## begin Extracted entries

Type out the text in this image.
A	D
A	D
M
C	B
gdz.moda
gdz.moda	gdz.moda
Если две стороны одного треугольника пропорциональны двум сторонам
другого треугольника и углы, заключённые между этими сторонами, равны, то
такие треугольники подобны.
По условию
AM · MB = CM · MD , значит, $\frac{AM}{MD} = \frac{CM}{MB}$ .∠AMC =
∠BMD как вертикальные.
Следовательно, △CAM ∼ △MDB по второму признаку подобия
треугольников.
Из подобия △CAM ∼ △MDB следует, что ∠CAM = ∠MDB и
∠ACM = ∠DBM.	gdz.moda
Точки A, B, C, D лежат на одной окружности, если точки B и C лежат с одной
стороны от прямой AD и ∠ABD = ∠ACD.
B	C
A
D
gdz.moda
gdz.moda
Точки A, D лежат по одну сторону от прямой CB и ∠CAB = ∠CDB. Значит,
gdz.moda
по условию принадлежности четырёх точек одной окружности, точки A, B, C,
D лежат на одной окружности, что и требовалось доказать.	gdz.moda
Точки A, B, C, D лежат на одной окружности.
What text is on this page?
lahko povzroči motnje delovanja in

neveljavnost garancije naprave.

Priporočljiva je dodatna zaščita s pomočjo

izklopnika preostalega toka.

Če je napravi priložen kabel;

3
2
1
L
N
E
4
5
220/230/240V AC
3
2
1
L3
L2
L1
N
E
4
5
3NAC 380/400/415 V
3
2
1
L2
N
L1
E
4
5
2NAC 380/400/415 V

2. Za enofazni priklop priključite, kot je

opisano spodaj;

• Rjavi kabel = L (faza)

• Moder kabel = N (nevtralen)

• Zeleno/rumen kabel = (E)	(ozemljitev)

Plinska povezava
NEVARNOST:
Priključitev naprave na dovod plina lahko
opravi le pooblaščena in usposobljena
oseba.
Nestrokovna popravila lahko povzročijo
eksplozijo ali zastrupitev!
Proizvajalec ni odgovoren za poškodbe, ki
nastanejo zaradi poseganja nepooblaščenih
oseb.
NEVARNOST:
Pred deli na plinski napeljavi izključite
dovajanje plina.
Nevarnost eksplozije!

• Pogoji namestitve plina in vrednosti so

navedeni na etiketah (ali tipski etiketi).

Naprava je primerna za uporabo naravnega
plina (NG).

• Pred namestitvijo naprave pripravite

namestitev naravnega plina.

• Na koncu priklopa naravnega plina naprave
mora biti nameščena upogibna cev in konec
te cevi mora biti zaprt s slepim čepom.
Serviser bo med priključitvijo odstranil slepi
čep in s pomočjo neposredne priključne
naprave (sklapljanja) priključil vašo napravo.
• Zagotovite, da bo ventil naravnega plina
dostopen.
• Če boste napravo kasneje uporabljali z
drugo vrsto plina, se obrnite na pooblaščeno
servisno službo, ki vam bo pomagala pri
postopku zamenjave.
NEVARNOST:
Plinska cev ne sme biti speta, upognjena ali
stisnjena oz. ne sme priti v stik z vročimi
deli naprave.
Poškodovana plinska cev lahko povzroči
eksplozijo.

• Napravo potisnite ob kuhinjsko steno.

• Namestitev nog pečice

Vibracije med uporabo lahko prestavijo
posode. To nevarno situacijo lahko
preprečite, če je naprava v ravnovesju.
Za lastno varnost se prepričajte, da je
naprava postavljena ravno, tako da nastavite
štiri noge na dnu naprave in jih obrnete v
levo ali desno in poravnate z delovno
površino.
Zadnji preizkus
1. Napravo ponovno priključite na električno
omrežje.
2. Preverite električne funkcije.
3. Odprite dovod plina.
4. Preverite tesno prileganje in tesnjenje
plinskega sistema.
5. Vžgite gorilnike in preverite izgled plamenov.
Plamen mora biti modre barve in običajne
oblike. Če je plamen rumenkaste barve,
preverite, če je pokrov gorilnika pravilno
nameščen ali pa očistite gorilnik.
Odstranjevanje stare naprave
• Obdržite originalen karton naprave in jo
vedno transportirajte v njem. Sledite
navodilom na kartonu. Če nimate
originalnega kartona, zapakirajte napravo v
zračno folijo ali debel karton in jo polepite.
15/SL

## end Extracted entries

* Work instructions *
Find each line with the string "лежат" and copy it out.

* Result for this exercise *
Точки A, B, C, D лежат на одной окружности, если точки B и C лежат с одной
Точки A, D лежат по одну сторону от прямой CB и ∠CAB = ∠CDB. Значит,
D лежат на одной окружности, что и требовалось доказать.	gdz.moda
Точки A, B, C, D лежат на одной окружности.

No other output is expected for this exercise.